*Aim of the exercise*. What follows is a block of records; restate each one word for word.
....
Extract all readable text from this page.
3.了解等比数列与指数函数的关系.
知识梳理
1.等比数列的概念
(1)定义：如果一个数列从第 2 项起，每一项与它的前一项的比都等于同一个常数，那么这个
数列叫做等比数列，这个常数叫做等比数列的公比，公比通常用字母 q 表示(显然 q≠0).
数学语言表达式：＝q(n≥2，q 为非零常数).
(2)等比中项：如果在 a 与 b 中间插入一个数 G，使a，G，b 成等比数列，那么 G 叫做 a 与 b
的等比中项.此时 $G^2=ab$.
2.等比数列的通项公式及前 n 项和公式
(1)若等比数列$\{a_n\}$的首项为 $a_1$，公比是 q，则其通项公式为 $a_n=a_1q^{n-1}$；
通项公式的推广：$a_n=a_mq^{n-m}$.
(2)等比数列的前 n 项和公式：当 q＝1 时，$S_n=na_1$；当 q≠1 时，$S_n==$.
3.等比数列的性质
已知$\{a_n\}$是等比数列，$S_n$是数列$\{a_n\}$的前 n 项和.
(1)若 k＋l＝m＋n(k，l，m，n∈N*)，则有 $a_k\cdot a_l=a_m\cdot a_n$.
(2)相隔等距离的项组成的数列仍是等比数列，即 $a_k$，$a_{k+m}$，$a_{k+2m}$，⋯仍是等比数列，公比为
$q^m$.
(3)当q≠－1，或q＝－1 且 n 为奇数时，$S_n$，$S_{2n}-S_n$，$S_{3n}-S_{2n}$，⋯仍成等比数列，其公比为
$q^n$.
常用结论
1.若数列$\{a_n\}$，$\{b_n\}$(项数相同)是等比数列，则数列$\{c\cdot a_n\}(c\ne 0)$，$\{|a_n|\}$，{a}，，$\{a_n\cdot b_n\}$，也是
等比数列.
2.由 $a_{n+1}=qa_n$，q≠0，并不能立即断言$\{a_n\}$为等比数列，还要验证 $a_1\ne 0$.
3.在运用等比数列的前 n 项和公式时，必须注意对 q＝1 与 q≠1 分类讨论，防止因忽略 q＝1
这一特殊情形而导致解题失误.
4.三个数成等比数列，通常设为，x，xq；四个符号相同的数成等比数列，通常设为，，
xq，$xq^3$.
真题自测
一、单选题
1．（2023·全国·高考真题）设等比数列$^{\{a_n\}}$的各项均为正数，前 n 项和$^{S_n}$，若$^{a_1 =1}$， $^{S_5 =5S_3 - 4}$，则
....
*Response for this exercise*.
Extract all readable text from this page.
3.了解等比数列与指数函数的关系.
知识梳理
1.等比数列的概念
(1)定义：如果一个数列从第 2 项起，每一项与它的前一项的比都等于同一个常数，那么这个
数列叫做等比数列，这个常数叫做等比数列的公比，公比通常用字母 q 表示(显然 q≠0).
数学语言表达式：＝q(n≥2，q 为非零常数).
(2)等比中项：如果在 a 与 b 中间插入一个数 G，使a，G，b 成等比数列，那么 G 叫做 a 与 b
的等比中项.此时 $G^2=ab$.
2.等比数列的通项公式及前 n 项和公式
(1)若等比数列$\{a_n\}$的首项为 $a_1$，公比是 q，则其通项公式为 $a_n=a_1q^{n-1}$；
通项公式的推广：$a_n=a_mq^{n-m}$.
(2)等比数列的前 n 项和公式：当 q＝1 时，$S_n=na_1$；当 q≠1 时，$S_n==$.
3.等比数列的性质
已知$\{a_n\}$是等比数列，$S_n$是数列$\{a_n\}$的前 n 项和.
(1)若 k＋l＝m＋n(k，l，m，n∈N*)，则有 $a_k\cdot a_l=a_m\cdot a_n$.
(2)相隔等距离的项组成的数列仍是等比数列，即 $a_k$，$a_{k+m}$，$a_{k+2m}$，⋯仍是等比数列，公比为
$q^m$.
(3)当q≠－1，或q＝－1 且 n 为奇数时，$S_n$，$S_{2n}-S_n$，$S_{3n}-S_{2n}$，⋯仍成等比数列，其公比为
$q^n$.
常用结论
1.若数列$\{a_n\}$，$\{b_n\}$(项数相同)是等比数列，则数列$\{c\cdot a_n\}(c\ne 0)$，$\{|a_n|\}$，{a}，，$\{a_n\cdot b_n\}$，也是
等比数列.
2.由 $a_{n+1}=qa_n$，q≠0，并不能立即断言$\{a_n\}$为等比数列，还要验证 $a_1\ne 0$.
3.在运用等比数列的前 n 项和公式时，必须注意对 q＝1 与 q≠1 分类讨论，防止因忽略 q＝1
这一特殊情形而导致解题失误.
4.三个数成等比数列，通常设为，x，xq；四个符号相同的数成等比数列，通常设为，，
xq，$xq^3$.
真题自测
一、单选题
1．（2023·全国·高考真题）设等比数列$^{\{a_n\}}$的各项均为正数，前 n 项和$^{S_n}$，若$^{a_1 =1}$， $^{S_5 =5S_3 - 4}$，则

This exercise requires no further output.